(Dataset records)
════════════════
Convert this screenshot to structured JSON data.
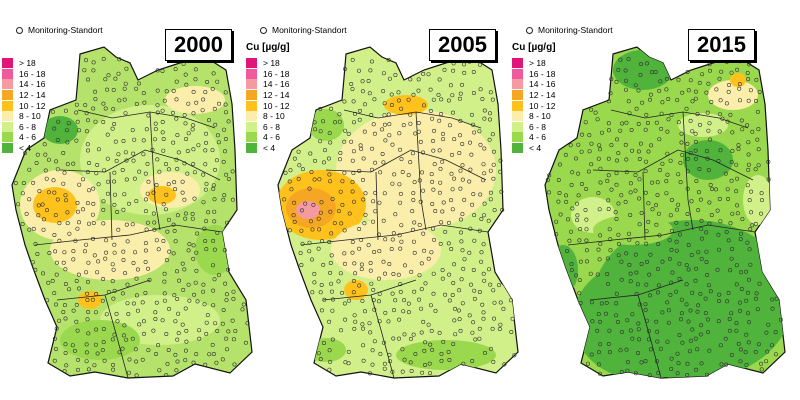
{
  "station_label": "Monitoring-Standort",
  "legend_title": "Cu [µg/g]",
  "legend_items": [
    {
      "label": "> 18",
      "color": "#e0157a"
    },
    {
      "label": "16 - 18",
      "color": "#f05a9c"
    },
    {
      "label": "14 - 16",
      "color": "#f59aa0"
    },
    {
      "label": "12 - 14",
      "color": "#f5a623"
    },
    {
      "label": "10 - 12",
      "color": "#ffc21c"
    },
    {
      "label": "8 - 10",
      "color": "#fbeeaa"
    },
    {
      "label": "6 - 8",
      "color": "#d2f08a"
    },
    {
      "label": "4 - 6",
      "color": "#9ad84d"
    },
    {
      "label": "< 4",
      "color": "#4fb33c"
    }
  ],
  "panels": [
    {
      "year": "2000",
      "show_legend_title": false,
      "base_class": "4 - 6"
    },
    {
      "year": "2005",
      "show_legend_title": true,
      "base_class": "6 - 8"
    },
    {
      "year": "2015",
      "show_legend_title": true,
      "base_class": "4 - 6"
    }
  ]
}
════════════════
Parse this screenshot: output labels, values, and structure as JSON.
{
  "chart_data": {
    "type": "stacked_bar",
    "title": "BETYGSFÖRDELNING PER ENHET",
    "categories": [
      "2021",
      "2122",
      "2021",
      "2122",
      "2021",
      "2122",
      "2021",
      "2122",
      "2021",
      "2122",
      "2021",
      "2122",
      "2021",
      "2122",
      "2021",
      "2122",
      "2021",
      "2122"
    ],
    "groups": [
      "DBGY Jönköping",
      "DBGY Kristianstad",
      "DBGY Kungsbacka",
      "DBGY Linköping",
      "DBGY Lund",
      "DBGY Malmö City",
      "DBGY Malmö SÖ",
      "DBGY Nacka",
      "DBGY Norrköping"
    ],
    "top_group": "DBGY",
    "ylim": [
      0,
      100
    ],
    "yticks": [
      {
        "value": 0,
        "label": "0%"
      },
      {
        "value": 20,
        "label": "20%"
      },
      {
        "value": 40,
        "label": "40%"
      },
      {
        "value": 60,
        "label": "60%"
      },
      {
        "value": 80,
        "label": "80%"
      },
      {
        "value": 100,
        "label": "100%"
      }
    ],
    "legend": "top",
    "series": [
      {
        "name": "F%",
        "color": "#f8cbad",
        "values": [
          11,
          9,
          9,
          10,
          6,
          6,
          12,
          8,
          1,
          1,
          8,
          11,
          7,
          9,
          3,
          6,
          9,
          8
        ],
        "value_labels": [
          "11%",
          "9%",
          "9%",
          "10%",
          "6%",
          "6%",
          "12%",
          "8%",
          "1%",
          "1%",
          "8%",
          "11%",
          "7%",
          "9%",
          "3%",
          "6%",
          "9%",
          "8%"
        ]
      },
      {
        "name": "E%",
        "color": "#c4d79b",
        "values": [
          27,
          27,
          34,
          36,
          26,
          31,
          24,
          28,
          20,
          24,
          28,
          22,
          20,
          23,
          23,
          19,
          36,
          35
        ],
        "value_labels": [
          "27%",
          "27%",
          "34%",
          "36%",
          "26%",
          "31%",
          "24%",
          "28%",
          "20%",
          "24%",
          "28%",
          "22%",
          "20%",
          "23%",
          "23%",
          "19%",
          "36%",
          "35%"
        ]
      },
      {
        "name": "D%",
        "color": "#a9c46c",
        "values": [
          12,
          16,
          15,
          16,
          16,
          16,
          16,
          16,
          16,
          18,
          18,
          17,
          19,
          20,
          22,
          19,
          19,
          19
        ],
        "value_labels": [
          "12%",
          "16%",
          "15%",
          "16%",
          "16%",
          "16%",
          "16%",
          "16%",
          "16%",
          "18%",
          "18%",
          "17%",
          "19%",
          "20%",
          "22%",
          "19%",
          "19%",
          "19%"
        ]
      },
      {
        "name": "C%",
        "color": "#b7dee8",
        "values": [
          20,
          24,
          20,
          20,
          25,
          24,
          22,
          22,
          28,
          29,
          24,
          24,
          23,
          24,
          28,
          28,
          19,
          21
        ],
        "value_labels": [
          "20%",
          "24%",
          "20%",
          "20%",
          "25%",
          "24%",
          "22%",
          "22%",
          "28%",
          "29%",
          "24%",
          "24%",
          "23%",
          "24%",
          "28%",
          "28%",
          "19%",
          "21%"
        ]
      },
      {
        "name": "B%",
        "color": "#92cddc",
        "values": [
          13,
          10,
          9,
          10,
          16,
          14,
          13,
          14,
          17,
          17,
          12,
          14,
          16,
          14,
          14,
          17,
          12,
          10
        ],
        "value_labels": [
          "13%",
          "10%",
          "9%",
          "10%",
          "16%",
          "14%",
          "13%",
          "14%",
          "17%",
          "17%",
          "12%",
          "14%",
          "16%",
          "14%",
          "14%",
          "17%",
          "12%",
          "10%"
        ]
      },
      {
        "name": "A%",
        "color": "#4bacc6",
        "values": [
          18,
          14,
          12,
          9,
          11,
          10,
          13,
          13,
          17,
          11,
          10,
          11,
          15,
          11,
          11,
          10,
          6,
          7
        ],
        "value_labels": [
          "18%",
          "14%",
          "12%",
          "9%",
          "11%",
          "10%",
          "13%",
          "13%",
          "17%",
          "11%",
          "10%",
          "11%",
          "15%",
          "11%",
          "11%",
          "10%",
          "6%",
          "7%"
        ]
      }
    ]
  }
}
════════════════
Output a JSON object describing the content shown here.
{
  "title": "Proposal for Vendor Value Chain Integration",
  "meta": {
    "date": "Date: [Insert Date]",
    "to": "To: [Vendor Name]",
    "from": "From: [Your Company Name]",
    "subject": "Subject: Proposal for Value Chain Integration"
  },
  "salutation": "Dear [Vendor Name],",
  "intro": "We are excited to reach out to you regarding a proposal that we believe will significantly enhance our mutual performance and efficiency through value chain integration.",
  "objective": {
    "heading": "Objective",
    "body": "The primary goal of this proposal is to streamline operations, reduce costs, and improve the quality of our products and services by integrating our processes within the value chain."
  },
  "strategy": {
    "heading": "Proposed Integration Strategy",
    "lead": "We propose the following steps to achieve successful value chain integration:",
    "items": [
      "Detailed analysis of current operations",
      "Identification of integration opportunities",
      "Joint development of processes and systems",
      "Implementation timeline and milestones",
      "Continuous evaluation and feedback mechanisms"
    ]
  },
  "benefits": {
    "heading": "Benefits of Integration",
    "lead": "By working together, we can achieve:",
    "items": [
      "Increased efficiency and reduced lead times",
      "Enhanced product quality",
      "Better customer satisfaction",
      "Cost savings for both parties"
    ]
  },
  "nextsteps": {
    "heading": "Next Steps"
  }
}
════════════════
Exercise details |
Go through the material line by line. Show each line that contains the string "JSON".

Problem solution |
Convert this screenshot to structured JSON data.
Parse this screenshot: output labels, values, and structure as JSON.
Output a JSON object describing the content shown here.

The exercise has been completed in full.